Collection entries:
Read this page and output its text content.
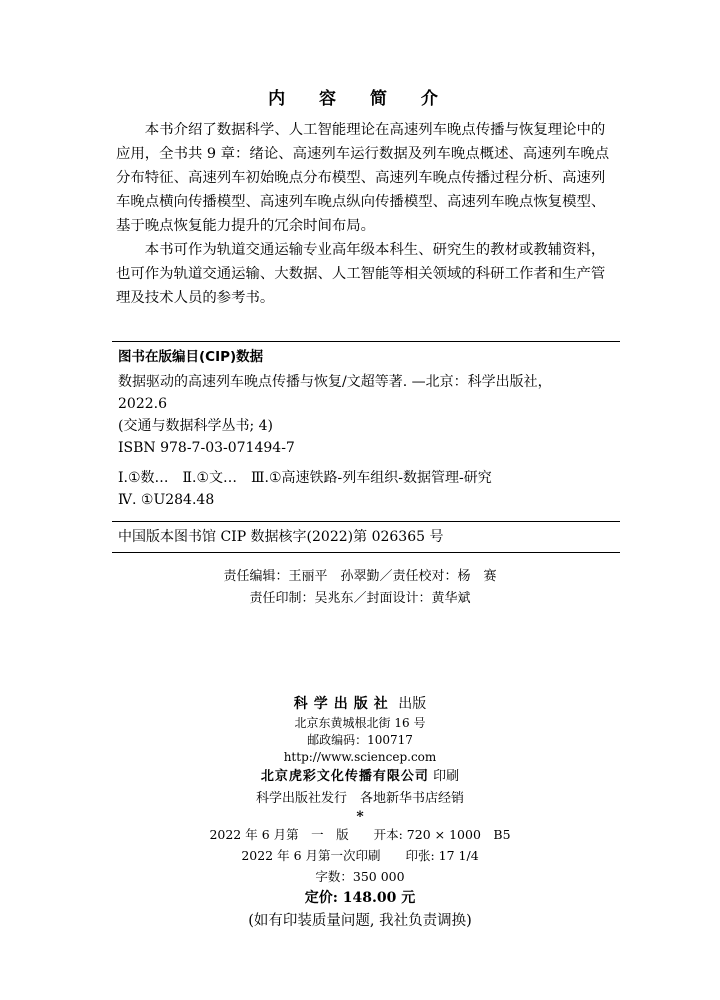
内 容 简 介

本书介绍了数据科学、人工智能理论在高速列车晚点传播与恢复理论中的应用，全书共 9 章：绪论、高速列车运行数据及列车晚点概述、高速列车晚点分布特征、高速列车初始晚点分布模型、高速列车晚点传播过程分析、高速列车晚点横向传播模型、高速列车晚点纵向传播模型、高速列车晚点恢复模型、基于晚点恢复能力提升的冗余时间布局。

本书可作为轨道交通运输专业高年级本科生、研究生的教材或教辅资料，也可作为轨道交通运输、大数据、人工智能等相关领域的科研工作者和生产管理及技术人员的参考书。

图书在版编目(CIP)数据
数据驱动的高速列车晚点传播与恢复/文超等著. —北京：科学出版社，
2022.6
(交通与数据科学丛书; 4)
ISBN 978-7-03-071494-7
Ⅰ.①数…　Ⅱ.①文…　Ⅲ.①高速铁路-列车组织-数据管理-研究
Ⅳ. ①U284.48
中国版本图书馆 CIP 数据核字(2022)第 026365 号
责任编辑：王丽平　孙翠勤／责任校对：杨　赛
责任印制：吴兆东／封面设计：黄华斌
科学出版社 出版
北京东黄城根北街 16 号
邮政编码：100717
http://www.sciencep.com
北京虎彩文化传播有限公司 印刷
科学出版社发行　各地新华书店经销
*
2022 年 6 月第　一　版　　开本: 720 × 1000　B5
2022 年 6 月第一次印刷　　印张: 17 1/4
字数：350 000
定价: 148.00 元
(如有印装质量问题, 我社负责调换)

* **THE REQUEST**:
Without the pictures, copy the material exactly as given.

* **CORRECT OUTPUT**:
Read this page and output its text content.
内 容 简 介

本书介绍了数据科学、人工智能理论在高速列车晚点传播与恢复理论中的应用，全书共 9 章：绪论、高速列车运行数据及列车晚点概述、高速列车晚点分布特征、高速列车初始晚点分布模型、高速列车晚点传播过程分析、高速列车晚点横向传播模型、高速列车晚点纵向传播模型、高速列车晚点恢复模型、基于晚点恢复能力提升的冗余时间布局。

本书可作为轨道交通运输专业高年级本科生、研究生的教材或教辅资料，也可作为轨道交通运输、大数据、人工智能等相关领域的科研工作者和生产管理及技术人员的参考书。

图书在版编目(CIP)数据
数据驱动的高速列车晚点传播与恢复/文超等著. —北京：科学出版社，
2022.6
(交通与数据科学丛书; 4)
ISBN 978-7-03-071494-7
Ⅰ.①数…　Ⅱ.①文…　Ⅲ.①高速铁路-列车组织-数据管理-研究
Ⅳ. ①U284.48
中国版本图书馆 CIP 数据核字(2022)第 026365 号
责任编辑：王丽平　孙翠勤／责任校对：杨　赛
责任印制：吴兆东／封面设计：黄华斌
科学出版社 出版
北京东黄城根北街 16 号
邮政编码：100717
http://www.sciencep.com
北京虎彩文化传播有限公司 印刷
科学出版社发行　各地新华书店经销
*
2022 年 6 月第　一　版　　开本: 720 × 1000　B5
2022 年 6 月第一次印刷　　印张: 17 1/4
字数：350 000
定价: 148.00 元
(如有印装质量问题, 我社负责调换)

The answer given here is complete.